• [WHAT NEEDS TO BE DONE]
Everything in the listing except the pictures should be written out exactly.

==========

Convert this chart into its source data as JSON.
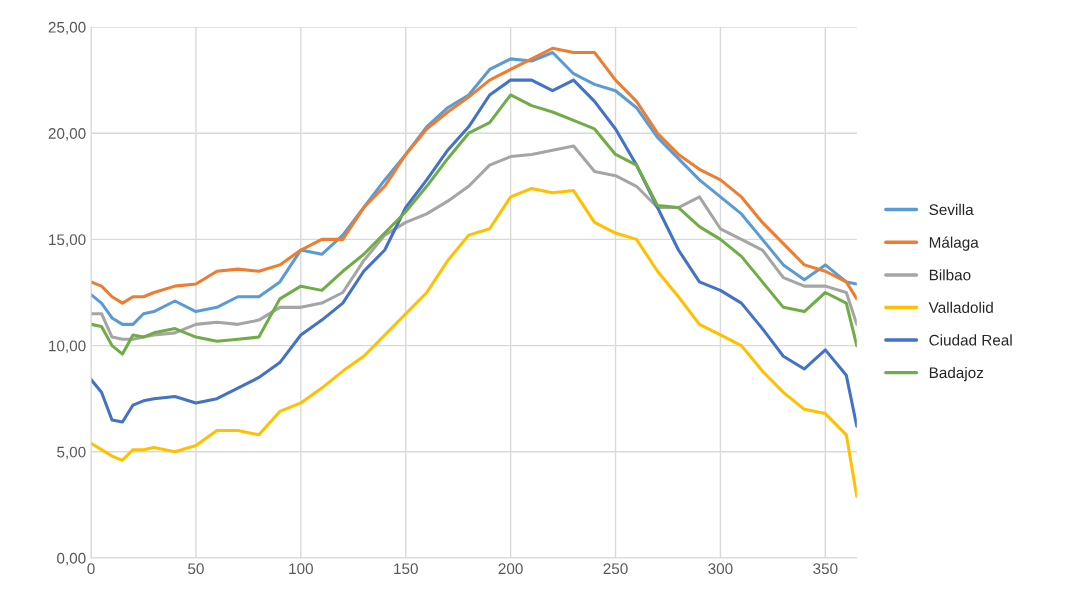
{
  "chart_data": {
    "type": "line",
    "x": [
      0,
      5,
      10,
      15,
      20,
      25,
      30,
      40,
      50,
      60,
      70,
      80,
      90,
      100,
      110,
      120,
      130,
      140,
      150,
      160,
      170,
      180,
      190,
      200,
      210,
      220,
      230,
      240,
      250,
      260,
      270,
      280,
      290,
      300,
      310,
      320,
      330,
      340,
      350,
      360,
      365
    ],
    "series": [
      {
        "name": "Sevilla",
        "color": "#5b9bd5",
        "values": [
          12.4,
          12.0,
          11.3,
          11.0,
          11.0,
          11.5,
          11.6,
          12.1,
          11.6,
          11.8,
          12.3,
          12.3,
          13.0,
          14.5,
          14.3,
          15.2,
          16.5,
          17.8,
          19.0,
          20.3,
          21.2,
          21.8,
          23.0,
          23.5,
          23.4,
          23.8,
          22.8,
          22.3,
          22.0,
          21.2,
          19.8,
          18.8,
          17.8,
          17.0,
          16.2,
          15.0,
          13.8,
          13.1,
          13.8,
          13.0,
          12.9
        ]
      },
      {
        "name": "Málaga",
        "color": "#ed7d31",
        "values": [
          13.0,
          12.8,
          12.3,
          12.0,
          12.3,
          12.3,
          12.5,
          12.8,
          12.9,
          13.5,
          13.6,
          13.5,
          13.8,
          14.5,
          15.0,
          15.0,
          16.5,
          17.5,
          19.0,
          20.2,
          21.0,
          21.7,
          22.5,
          23.0,
          23.5,
          24.0,
          23.8,
          23.8,
          22.5,
          21.5,
          20.0,
          19.0,
          18.3,
          17.8,
          17.0,
          15.8,
          14.8,
          13.8,
          13.5,
          13.0,
          12.2
        ]
      },
      {
        "name": "Bilbao",
        "color": "#a5a5a5",
        "values": [
          11.5,
          11.5,
          10.4,
          10.3,
          10.3,
          10.4,
          10.5,
          10.6,
          11.0,
          11.1,
          11.0,
          11.2,
          11.8,
          11.8,
          12.0,
          12.5,
          14.0,
          15.2,
          15.8,
          16.2,
          16.8,
          17.5,
          18.5,
          18.9,
          19.0,
          19.2,
          19.4,
          18.2,
          18.0,
          17.5,
          16.5,
          16.5,
          17.0,
          15.5,
          15.0,
          14.5,
          13.2,
          12.8,
          12.8,
          12.5,
          11.0
        ]
      },
      {
        "name": "Valladolid",
        "color": "#ffc000",
        "values": [
          5.4,
          5.1,
          4.8,
          4.6,
          5.1,
          5.1,
          5.2,
          5.0,
          5.3,
          6.0,
          6.0,
          5.8,
          6.9,
          7.3,
          8.0,
          8.8,
          9.5,
          10.5,
          11.5,
          12.5,
          14.0,
          15.2,
          15.5,
          17.0,
          17.4,
          17.2,
          17.3,
          15.8,
          15.3,
          15.0,
          13.5,
          12.3,
          11.0,
          10.5,
          10.0,
          8.8,
          7.8,
          7.0,
          6.8,
          5.8,
          2.9
        ]
      },
      {
        "name": "Ciudad Real",
        "color": "#4472c4",
        "values": [
          8.4,
          7.8,
          6.5,
          6.4,
          7.2,
          7.4,
          7.5,
          7.6,
          7.3,
          7.5,
          8.0,
          8.5,
          9.2,
          10.5,
          11.2,
          12.0,
          13.5,
          14.5,
          16.5,
          17.8,
          19.2,
          20.3,
          21.8,
          22.5,
          22.5,
          22.0,
          22.5,
          21.5,
          20.2,
          18.5,
          16.5,
          14.5,
          13.0,
          12.6,
          12.0,
          10.8,
          9.5,
          8.9,
          9.8,
          8.6,
          6.2
        ]
      },
      {
        "name": "Badajoz",
        "color": "#70ad47",
        "values": [
          11.0,
          10.9,
          10.0,
          9.6,
          10.5,
          10.4,
          10.6,
          10.8,
          10.4,
          10.2,
          10.3,
          10.4,
          12.2,
          12.8,
          12.6,
          13.5,
          14.3,
          15.3,
          16.3,
          17.5,
          18.8,
          20.0,
          20.5,
          21.8,
          21.3,
          21.0,
          20.6,
          20.2,
          19.0,
          18.5,
          16.6,
          16.5,
          15.6,
          15.0,
          14.2,
          13.0,
          11.8,
          11.6,
          12.5,
          12.0,
          10.0
        ]
      }
    ],
    "xlim": [
      0,
      365
    ],
    "xticks": [
      0,
      50,
      100,
      150,
      200,
      250,
      300,
      350
    ],
    "ylim": [
      0,
      25
    ],
    "yticks": [
      {
        "value": 0,
        "label": "0,00"
      },
      {
        "value": 5,
        "label": "5,00"
      },
      {
        "value": 10,
        "label": "10,00"
      },
      {
        "value": 15,
        "label": "15,00"
      },
      {
        "value": 20,
        "label": "20,00"
      },
      {
        "value": 25,
        "label": "25,00"
      }
    ],
    "grid": true,
    "legend": "right",
    "marker": "none",
    "line_style": "solid"
  }
}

==========

• [SOLUTION TO THIS TASK]
Convert this chart into its source data as JSON.
{
  "chart_data": {
    "type": "line",
    "x": [
      0,
      5,
      10,
      15,
      20,
      25,
      30,
      40,
      50,
      60,
      70,
      80,
      90,
      100,
      110,
      120,
      130,
      140,
      150,
      160,
      170,
      180,
      190,
      200,
      210,
      220,
      230,
      240,
      250,
      260,
      270,
      280,
      290,
      300,
      310,
      320,
      330,
      340,
      350,
      360,
      365
    ],
    "series": [
      {
        "name": "Sevilla",
        "color": "#5b9bd5",
        "values": [
          12.4,
          12.0,
          11.3,
          11.0,
          11.0,
          11.5,
          11.6,
          12.1,
          11.6,
          11.8,
          12.3,
          12.3,
          13.0,
          14.5,
          14.3,
          15.2,
          16.5,
          17.8,
          19.0,
          20.3,
          21.2,
          21.8,
          23.0,
          23.5,
          23.4,
          23.8,
          22.8,
          22.3,
          22.0,
          21.2,
          19.8,
          18.8,
          17.8,
          17.0,
          16.2,
          15.0,
          13.8,
          13.1,
          13.8,
          13.0,
          12.9
        ]
      },
      {
        "name": "Málaga",
        "color": "#ed7d31",
        "values": [
          13.0,
          12.8,
          12.3,
          12.0,
          12.3,
          12.3,
          12.5,
          12.8,
          12.9,
          13.5,
          13.6,
          13.5,
          13.8,
          14.5,
          15.0,
          15.0,
          16.5,
          17.5,
          19.0,
          20.2,
          21.0,
          21.7,
          22.5,
          23.0,
          23.5,
          24.0,
          23.8,
          23.8,
          22.5,
          21.5,
          20.0,
          19.0,
          18.3,
          17.8,
          17.0,
          15.8,
          14.8,
          13.8,
          13.5,
          13.0,
          12.2
        ]
      },
      {
        "name": "Bilbao",
        "color": "#a5a5a5",
        "values": [
          11.5,
          11.5,
          10.4,
          10.3,
          10.3,
          10.4,
          10.5,
          10.6,
          11.0,
          11.1,
          11.0,
          11.2,
          11.8,
          11.8,
          12.0,
          12.5,
          14.0,
          15.2,
          15.8,
          16.2,
          16.8,
          17.5,
          18.5,
          18.9,
          19.0,
          19.2,
          19.4,
          18.2,
          18.0,
          17.5,
          16.5,
          16.5,
          17.0,
          15.5,
          15.0,
          14.5,
          13.2,
          12.8,
          12.8,
          12.5,
          11.0
        ]
      },
      {
        "name": "Valladolid",
        "color": "#ffc000",
        "values": [
          5.4,
          5.1,
          4.8,
          4.6,
          5.1,
          5.1,
          5.2,
          5.0,
          5.3,
          6.0,
          6.0,
          5.8,
          6.9,
          7.3,
          8.0,
          8.8,
          9.5,
          10.5,
          11.5,
          12.5,
          14.0,
          15.2,
          15.5,
          17.0,
          17.4,
          17.2,
          17.3,
          15.8,
          15.3,
          15.0,
          13.5,
          12.3,
          11.0,
          10.5,
          10.0,
          8.8,
          7.8,
          7.0,
          6.8,
          5.8,
          2.9
        ]
      },
      {
        "name": "Ciudad Real",
        "color": "#4472c4",
        "values": [
          8.4,
          7.8,
          6.5,
          6.4,
          7.2,
          7.4,
          7.5,
          7.6,
          7.3,
          7.5,
          8.0,
          8.5,
          9.2,
          10.5,
          11.2,
          12.0,
          13.5,
          14.5,
          16.5,
          17.8,
          19.2,
          20.3,
          21.8,
          22.5,
          22.5,
          22.0,
          22.5,
          21.5,
          20.2,
          18.5,
          16.5,
          14.5,
          13.0,
          12.6,
          12.0,
          10.8,
          9.5,
          8.9,
          9.8,
          8.6,
          6.2
        ]
      },
      {
        "name": "Badajoz",
        "color": "#70ad47",
        "values": [
          11.0,
          10.9,
          10.0,
          9.6,
          10.5,
          10.4,
          10.6,
          10.8,
          10.4,
          10.2,
          10.3,
          10.4,
          12.2,
          12.8,
          12.6,
          13.5,
          14.3,
          15.3,
          16.3,
          17.5,
          18.8,
          20.0,
          20.5,
          21.8,
          21.3,
          21.0,
          20.6,
          20.2,
          19.0,
          18.5,
          16.6,
          16.5,
          15.6,
          15.0,
          14.2,
          13.0,
          11.8,
          11.6,
          12.5,
          12.0,
          10.0
        ]
      }
    ],
    "xlim": [
      0,
      365
    ],
    "xticks": [
      0,
      50,
      100,
      150,
      200,
      250,
      300,
      350
    ],
    "ylim": [
      0,
      25
    ],
    "yticks": [
      {
        "value": 0,
        "label": "0,00"
      },
      {
        "value": 5,
        "label": "5,00"
      },
      {
        "value": 10,
        "label": "10,00"
      },
      {
        "value": 15,
        "label": "15,00"
      },
      {
        "value": 20,
        "label": "20,00"
      },
      {
        "value": 25,
        "label": "25,00"
      }
    ],
    "grid": true,
    "legend": "right",
    "marker": "none",
    "line_style": "solid"
  }
}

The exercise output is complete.